* START GIVEN RECORDS *
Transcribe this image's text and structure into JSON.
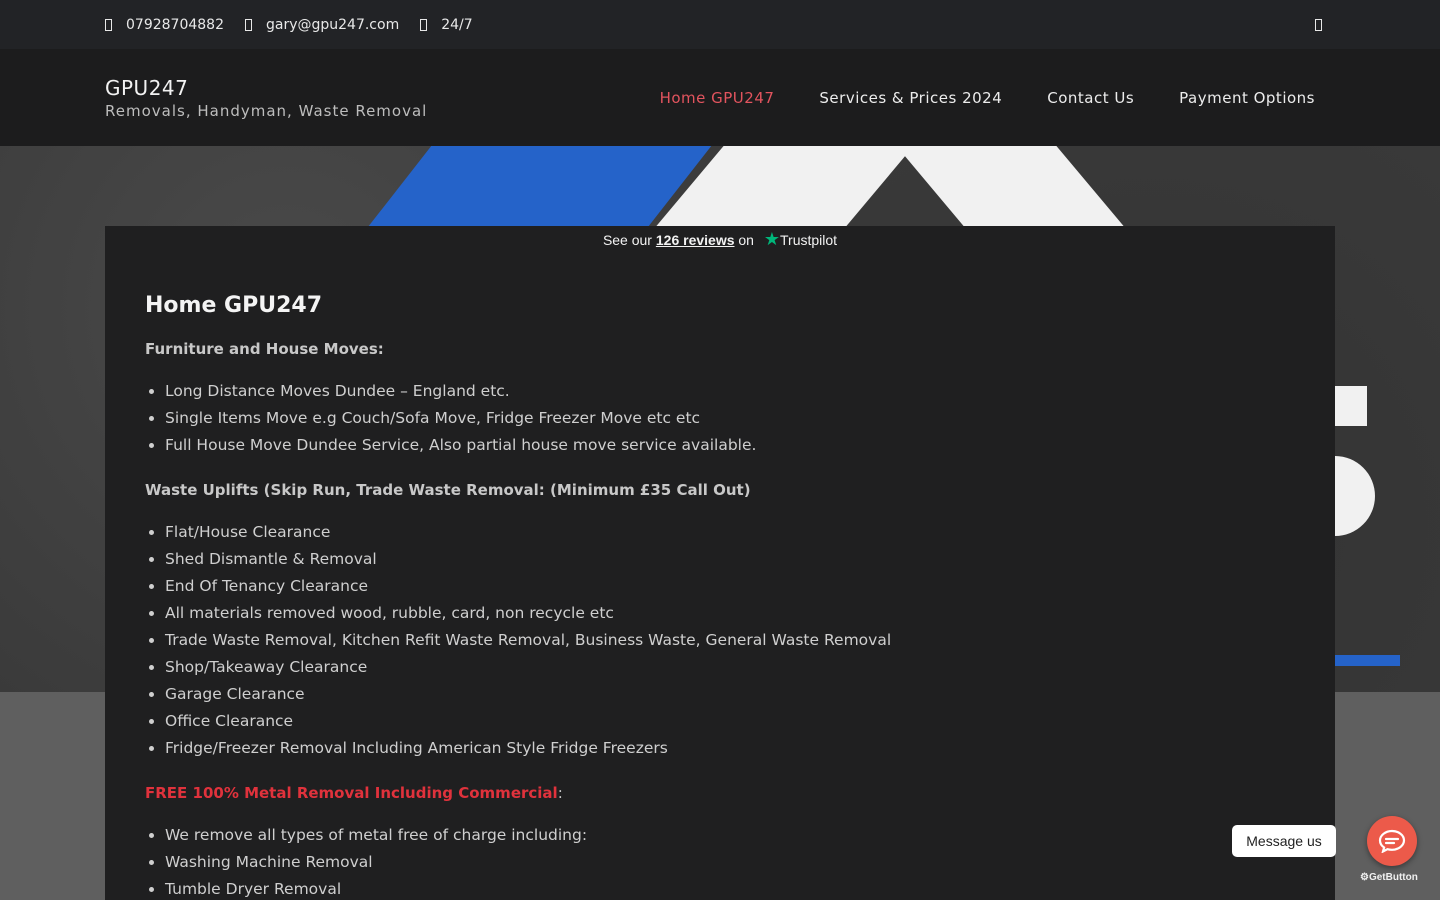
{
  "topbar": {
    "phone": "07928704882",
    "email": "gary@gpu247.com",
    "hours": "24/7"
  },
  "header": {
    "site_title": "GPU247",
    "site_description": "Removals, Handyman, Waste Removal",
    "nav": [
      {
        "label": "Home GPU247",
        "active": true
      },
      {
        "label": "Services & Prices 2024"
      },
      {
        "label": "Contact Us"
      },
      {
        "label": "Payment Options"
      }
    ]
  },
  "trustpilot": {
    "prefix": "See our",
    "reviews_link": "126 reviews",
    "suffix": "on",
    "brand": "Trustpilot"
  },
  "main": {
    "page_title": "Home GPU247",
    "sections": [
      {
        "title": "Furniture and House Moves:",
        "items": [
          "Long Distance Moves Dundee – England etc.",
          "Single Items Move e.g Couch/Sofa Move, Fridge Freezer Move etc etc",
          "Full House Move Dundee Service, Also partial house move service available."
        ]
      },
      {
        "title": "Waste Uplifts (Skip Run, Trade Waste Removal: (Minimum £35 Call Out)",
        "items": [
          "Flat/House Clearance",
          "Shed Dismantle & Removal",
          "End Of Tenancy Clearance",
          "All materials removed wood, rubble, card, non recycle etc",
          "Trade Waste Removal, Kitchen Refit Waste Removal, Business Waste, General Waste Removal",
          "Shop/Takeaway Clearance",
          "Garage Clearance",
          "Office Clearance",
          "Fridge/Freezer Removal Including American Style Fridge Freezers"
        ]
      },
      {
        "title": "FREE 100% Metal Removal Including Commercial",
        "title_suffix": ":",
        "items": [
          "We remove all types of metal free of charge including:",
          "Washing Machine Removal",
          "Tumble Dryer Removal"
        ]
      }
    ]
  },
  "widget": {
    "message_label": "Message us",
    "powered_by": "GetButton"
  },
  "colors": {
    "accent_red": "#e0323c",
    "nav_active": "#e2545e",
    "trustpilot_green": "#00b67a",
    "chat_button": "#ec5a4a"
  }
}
* END GIVEN RECORDS *
**STATED EXERCISE:**
Reply with the number of lines in the preceding entries that contain "House", and no other words.

**CORRECT RESPONSE:**
3